■ GIVEN PROBLEM
All of the entries need to be written out again, exactly as they are.

(Collected data entries)
>> start

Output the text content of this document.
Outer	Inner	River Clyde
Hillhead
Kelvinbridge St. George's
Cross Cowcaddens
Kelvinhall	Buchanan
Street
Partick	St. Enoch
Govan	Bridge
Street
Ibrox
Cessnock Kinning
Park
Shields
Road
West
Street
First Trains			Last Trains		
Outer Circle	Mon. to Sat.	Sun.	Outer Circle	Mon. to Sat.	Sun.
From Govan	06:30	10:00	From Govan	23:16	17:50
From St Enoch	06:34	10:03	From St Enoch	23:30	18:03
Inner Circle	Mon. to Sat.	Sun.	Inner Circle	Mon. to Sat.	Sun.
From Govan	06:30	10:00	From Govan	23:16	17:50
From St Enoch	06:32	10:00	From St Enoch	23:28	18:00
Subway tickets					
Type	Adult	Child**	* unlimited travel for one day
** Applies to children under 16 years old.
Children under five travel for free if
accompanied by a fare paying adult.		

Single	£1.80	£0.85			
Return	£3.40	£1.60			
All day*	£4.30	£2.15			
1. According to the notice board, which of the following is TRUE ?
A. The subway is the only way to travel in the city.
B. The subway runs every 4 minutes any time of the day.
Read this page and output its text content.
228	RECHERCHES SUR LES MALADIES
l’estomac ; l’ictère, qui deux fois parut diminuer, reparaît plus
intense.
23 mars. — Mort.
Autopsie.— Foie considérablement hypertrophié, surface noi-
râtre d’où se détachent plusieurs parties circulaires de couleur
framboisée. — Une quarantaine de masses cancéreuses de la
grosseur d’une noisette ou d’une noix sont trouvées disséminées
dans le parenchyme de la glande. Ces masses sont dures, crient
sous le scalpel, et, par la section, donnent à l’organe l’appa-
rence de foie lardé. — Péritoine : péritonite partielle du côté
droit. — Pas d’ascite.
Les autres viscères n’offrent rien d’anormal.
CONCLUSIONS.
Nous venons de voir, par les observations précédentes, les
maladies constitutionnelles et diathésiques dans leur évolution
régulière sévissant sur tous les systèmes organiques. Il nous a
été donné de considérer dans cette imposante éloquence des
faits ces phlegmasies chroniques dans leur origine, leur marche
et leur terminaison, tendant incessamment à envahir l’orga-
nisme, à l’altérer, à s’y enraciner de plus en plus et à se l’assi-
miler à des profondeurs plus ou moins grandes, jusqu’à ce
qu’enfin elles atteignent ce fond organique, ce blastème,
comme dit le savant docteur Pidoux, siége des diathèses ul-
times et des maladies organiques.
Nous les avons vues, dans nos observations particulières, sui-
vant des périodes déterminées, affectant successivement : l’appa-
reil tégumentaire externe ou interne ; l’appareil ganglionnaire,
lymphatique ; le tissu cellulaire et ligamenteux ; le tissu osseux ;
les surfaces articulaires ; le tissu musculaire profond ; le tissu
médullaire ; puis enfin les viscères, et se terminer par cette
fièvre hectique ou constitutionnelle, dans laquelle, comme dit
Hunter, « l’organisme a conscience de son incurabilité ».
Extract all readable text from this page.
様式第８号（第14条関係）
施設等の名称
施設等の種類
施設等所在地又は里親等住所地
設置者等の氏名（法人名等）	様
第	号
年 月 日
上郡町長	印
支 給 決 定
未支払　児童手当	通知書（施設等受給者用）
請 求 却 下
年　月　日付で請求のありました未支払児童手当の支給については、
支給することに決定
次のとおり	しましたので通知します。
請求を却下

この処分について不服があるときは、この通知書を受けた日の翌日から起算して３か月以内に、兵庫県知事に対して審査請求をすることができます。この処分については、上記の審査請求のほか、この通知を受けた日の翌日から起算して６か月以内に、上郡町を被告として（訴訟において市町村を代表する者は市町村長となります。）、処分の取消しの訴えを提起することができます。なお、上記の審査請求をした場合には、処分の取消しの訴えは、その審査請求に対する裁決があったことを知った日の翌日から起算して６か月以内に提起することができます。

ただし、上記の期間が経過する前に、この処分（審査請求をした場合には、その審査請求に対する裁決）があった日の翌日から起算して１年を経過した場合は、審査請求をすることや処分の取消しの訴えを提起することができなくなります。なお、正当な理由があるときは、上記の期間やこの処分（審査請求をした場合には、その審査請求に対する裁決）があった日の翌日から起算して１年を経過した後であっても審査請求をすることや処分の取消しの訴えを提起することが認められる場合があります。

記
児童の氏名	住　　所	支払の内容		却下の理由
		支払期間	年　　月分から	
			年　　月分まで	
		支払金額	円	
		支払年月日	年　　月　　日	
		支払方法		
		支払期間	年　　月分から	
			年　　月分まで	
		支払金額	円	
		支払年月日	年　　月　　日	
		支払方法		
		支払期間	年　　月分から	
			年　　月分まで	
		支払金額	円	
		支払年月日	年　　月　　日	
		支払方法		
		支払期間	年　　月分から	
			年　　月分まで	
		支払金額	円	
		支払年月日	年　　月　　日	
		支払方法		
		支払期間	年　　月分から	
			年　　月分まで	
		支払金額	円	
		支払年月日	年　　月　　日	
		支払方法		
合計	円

>> end

■ IN RESPONSE
Output the text content of this document.
Outer	Inner	River Clyde
Hillhead
Kelvinbridge St. George's
Cross Cowcaddens
Kelvinhall	Buchanan
Street
Partick	St. Enoch
Govan	Bridge
Street
Ibrox
Cessnock Kinning
Park
Shields
Road
West
Street
First Trains			Last Trains		
Outer Circle	Mon. to Sat.	Sun.	Outer Circle	Mon. to Sat.	Sun.
From Govan	06:30	10:00	From Govan	23:16	17:50
From St Enoch	06:34	10:03	From St Enoch	23:30	18:03
Inner Circle	Mon. to Sat.	Sun.	Inner Circle	Mon. to Sat.	Sun.
From Govan	06:30	10:00	From Govan	23:16	17:50
From St Enoch	06:32	10:00	From St Enoch	23:28	18:00
Subway tickets					
Type	Adult	Child**	* unlimited travel for one day
** Applies to children under 16 years old.
Children under five travel for free if
accompanied by a fare paying adult.		

Single	£1.80	£0.85			
Return	£3.40	£1.60			
All day*	£4.30	£2.15			
1. According to the notice board, which of the following is TRUE ?
A. The subway is the only way to travel in the city.
B. The subway runs every 4 minutes any time of the day.
Read this page and output its text content.
228	RECHERCHES SUR LES MALADIES
l’estomac ; l’ictère, qui deux fois parut diminuer, reparaît plus
intense.
23 mars. — Mort.
Autopsie.— Foie considérablement hypertrophié, surface noi-
râtre d’où se détachent plusieurs parties circulaires de couleur
framboisée. — Une quarantaine de masses cancéreuses de la
grosseur d’une noisette ou d’une noix sont trouvées disséminées
dans le parenchyme de la glande. Ces masses sont dures, crient
sous le scalpel, et, par la section, donnent à l’organe l’appa-
rence de foie lardé. — Péritoine : péritonite partielle du côté
droit. — Pas d’ascite.
Les autres viscères n’offrent rien d’anormal.
CONCLUSIONS.
Nous venons de voir, par les observations précédentes, les
maladies constitutionnelles et diathésiques dans leur évolution
régulière sévissant sur tous les systèmes organiques. Il nous a
été donné de considérer dans cette imposante éloquence des
faits ces phlegmasies chroniques dans leur origine, leur marche
et leur terminaison, tendant incessamment à envahir l’orga-
nisme, à l’altérer, à s’y enraciner de plus en plus et à se l’assi-
miler à des profondeurs plus ou moins grandes, jusqu’à ce
qu’enfin elles atteignent ce fond organique, ce blastème,
comme dit le savant docteur Pidoux, siége des diathèses ul-
times et des maladies organiques.
Nous les avons vues, dans nos observations particulières, sui-
vant des périodes déterminées, affectant successivement : l’appa-
reil tégumentaire externe ou interne ; l’appareil ganglionnaire,
lymphatique ; le tissu cellulaire et ligamenteux ; le tissu osseux ;
les surfaces articulaires ; le tissu musculaire profond ; le tissu
médullaire ; puis enfin les viscères, et se terminer par cette
fièvre hectique ou constitutionnelle, dans laquelle, comme dit
Hunter, « l’organisme a conscience de son incurabilité ».
Extract all readable text from this page.
様式第８号（第14条関係）
施設等の名称
施設等の種類
施設等所在地又は里親等住所地
設置者等の氏名（法人名等）	様
第	号
年 月 日
上郡町長	印
支 給 決 定
未支払　児童手当	通知書（施設等受給者用）
請 求 却 下
年　月　日付で請求のありました未支払児童手当の支給については、
支給することに決定
次のとおり	しましたので通知します。
請求を却下

この処分について不服があるときは、この通知書を受けた日の翌日から起算して３か月以内に、兵庫県知事に対して審査請求をすることができます。この処分については、上記の審査請求のほか、この通知を受けた日の翌日から起算して６か月以内に、上郡町を被告として（訴訟において市町村を代表する者は市町村長となります。）、処分の取消しの訴えを提起することができます。なお、上記の審査請求をした場合には、処分の取消しの訴えは、その審査請求に対する裁決があったことを知った日の翌日から起算して６か月以内に提起することができます。

ただし、上記の期間が経過する前に、この処分（審査請求をした場合には、その審査請求に対する裁決）があった日の翌日から起算して１年を経過した場合は、審査請求をすることや処分の取消しの訴えを提起することができなくなります。なお、正当な理由があるときは、上記の期間やこの処分（審査請求をした場合には、その審査請求に対する裁決）があった日の翌日から起算して１年を経過した後であっても審査請求をすることや処分の取消しの訴えを提起することが認められる場合があります。

記
児童の氏名	住　　所	支払の内容		却下の理由
		支払期間	年　　月分から	
			年　　月分まで	
		支払金額	円	
		支払年月日	年　　月　　日	
		支払方法		
		支払期間	年　　月分から	
			年　　月分まで	
		支払金額	円	
		支払年月日	年　　月　　日	
		支払方法		
		支払期間	年　　月分から	
			年　　月分まで	
		支払金額	円	
		支払年月日	年　　月　　日	
		支払方法		
		支払期間	年　　月分から	
			年　　月分まで	
		支払金額	円	
		支払年月日	年　　月　　日	
		支払方法		
		支払期間	年　　月分から	
			年　　月分まで	
		支払金額	円	
		支払年月日	年　　月　　日	
		支払方法		
合計	円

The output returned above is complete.